◆ **To do**
Read through the records below and copy each line that uses the word "valid".
*** Given data ***
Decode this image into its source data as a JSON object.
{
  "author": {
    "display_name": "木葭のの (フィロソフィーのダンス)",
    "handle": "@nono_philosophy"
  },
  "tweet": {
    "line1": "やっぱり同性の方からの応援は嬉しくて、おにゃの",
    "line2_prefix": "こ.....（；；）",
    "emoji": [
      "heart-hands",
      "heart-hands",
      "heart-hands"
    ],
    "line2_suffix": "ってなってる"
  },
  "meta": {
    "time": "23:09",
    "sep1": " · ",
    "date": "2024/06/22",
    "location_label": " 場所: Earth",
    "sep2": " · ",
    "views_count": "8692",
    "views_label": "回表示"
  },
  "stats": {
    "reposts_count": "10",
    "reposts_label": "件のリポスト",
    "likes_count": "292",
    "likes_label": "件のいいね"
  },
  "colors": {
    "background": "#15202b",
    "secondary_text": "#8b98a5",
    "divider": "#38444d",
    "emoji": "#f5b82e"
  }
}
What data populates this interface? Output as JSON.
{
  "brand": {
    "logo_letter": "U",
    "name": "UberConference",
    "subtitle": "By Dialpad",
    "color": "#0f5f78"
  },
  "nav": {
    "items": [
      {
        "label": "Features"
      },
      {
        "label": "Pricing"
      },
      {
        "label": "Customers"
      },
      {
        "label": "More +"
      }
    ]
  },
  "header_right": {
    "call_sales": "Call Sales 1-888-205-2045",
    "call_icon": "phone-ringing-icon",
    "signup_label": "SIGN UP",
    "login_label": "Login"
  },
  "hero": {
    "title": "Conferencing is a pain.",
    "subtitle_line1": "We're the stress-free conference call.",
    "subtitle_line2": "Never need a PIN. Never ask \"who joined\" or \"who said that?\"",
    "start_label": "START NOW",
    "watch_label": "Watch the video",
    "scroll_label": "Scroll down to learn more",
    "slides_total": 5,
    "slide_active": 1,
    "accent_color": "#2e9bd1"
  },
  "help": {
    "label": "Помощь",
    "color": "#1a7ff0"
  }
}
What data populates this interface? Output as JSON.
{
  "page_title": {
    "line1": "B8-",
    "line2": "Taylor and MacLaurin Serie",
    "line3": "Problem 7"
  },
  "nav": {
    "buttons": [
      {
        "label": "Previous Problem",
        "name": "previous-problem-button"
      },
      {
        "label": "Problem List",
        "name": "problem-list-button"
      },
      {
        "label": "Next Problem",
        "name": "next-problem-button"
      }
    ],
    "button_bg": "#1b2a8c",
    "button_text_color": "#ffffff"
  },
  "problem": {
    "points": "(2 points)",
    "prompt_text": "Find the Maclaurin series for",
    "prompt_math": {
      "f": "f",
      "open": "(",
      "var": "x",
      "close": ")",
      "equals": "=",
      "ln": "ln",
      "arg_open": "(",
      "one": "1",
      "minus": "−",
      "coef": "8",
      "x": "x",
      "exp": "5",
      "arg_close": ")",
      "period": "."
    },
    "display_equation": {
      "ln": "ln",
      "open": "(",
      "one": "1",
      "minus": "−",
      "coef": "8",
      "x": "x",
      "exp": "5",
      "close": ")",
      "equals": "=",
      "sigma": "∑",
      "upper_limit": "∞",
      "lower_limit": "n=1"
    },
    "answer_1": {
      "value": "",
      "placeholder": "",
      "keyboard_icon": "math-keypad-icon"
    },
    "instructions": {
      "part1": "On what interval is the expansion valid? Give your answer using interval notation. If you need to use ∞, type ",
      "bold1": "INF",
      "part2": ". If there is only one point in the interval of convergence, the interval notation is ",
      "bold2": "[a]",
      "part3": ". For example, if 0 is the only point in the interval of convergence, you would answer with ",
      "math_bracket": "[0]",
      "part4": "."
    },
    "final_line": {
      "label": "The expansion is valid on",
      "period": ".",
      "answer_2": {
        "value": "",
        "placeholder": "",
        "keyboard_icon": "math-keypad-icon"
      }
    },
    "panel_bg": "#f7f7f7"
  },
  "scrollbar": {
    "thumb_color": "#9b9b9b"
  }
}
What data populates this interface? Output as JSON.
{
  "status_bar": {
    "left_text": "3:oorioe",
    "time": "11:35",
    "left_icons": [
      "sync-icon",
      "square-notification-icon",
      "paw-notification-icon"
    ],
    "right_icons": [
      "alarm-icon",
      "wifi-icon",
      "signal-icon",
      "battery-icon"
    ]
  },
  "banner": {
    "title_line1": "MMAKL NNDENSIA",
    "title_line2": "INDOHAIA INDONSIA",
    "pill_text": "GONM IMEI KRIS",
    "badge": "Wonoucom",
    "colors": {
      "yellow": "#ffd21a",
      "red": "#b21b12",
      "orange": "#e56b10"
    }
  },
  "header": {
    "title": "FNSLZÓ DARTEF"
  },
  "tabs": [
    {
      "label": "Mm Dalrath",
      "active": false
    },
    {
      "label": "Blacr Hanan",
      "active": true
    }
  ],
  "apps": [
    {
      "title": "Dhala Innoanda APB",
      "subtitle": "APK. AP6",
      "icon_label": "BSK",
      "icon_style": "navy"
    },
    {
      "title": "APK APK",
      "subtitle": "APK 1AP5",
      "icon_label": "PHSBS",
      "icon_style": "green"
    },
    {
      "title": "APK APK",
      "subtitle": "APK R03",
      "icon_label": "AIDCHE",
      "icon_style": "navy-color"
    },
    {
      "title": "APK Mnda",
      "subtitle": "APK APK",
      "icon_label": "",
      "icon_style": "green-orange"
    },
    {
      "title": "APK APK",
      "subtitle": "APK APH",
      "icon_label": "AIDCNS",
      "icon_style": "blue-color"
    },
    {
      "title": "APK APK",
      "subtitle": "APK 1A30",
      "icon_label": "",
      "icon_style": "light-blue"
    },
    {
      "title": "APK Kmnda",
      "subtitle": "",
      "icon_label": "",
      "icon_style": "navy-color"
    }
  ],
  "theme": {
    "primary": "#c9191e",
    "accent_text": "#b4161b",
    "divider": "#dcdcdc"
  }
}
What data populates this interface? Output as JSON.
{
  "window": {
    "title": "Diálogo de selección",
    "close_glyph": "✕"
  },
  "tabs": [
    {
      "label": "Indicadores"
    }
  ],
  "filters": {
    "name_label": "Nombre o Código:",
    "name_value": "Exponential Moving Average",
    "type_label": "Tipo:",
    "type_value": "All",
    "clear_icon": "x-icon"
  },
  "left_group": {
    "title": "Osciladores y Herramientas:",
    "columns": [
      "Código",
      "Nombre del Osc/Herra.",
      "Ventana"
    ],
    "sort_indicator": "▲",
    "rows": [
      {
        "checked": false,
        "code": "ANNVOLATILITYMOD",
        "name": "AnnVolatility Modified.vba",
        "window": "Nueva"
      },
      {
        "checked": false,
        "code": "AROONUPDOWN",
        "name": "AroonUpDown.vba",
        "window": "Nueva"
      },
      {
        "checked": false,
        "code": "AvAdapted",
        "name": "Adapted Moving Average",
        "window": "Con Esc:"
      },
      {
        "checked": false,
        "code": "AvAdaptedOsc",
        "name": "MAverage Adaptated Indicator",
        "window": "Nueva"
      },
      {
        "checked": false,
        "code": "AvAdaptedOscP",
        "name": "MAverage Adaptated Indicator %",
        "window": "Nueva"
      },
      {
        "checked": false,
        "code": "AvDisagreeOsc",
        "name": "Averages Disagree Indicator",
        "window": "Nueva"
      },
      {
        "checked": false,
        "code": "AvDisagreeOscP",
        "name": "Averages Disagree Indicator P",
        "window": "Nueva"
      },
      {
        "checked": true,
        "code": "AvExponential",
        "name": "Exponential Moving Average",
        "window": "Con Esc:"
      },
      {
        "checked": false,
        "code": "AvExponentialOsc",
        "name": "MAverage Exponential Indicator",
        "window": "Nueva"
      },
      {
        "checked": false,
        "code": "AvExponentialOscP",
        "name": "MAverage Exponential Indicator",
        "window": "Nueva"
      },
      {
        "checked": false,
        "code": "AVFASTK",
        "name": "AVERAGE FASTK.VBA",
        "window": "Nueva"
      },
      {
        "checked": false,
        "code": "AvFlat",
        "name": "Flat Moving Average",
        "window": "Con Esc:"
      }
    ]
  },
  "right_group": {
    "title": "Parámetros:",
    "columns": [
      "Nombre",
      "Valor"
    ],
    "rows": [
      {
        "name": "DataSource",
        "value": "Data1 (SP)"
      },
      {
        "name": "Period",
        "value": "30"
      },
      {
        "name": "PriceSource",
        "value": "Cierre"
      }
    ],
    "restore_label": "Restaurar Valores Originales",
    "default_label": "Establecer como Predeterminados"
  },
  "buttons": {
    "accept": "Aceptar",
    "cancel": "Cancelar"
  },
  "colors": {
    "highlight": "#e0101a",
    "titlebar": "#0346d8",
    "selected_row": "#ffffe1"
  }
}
***
◆ **Answer in full**
      "part1": "On what interval is the expansion valid? Give your answer using interval notation. If you need to use ∞, type ",
      "label": "The expansion is valid on",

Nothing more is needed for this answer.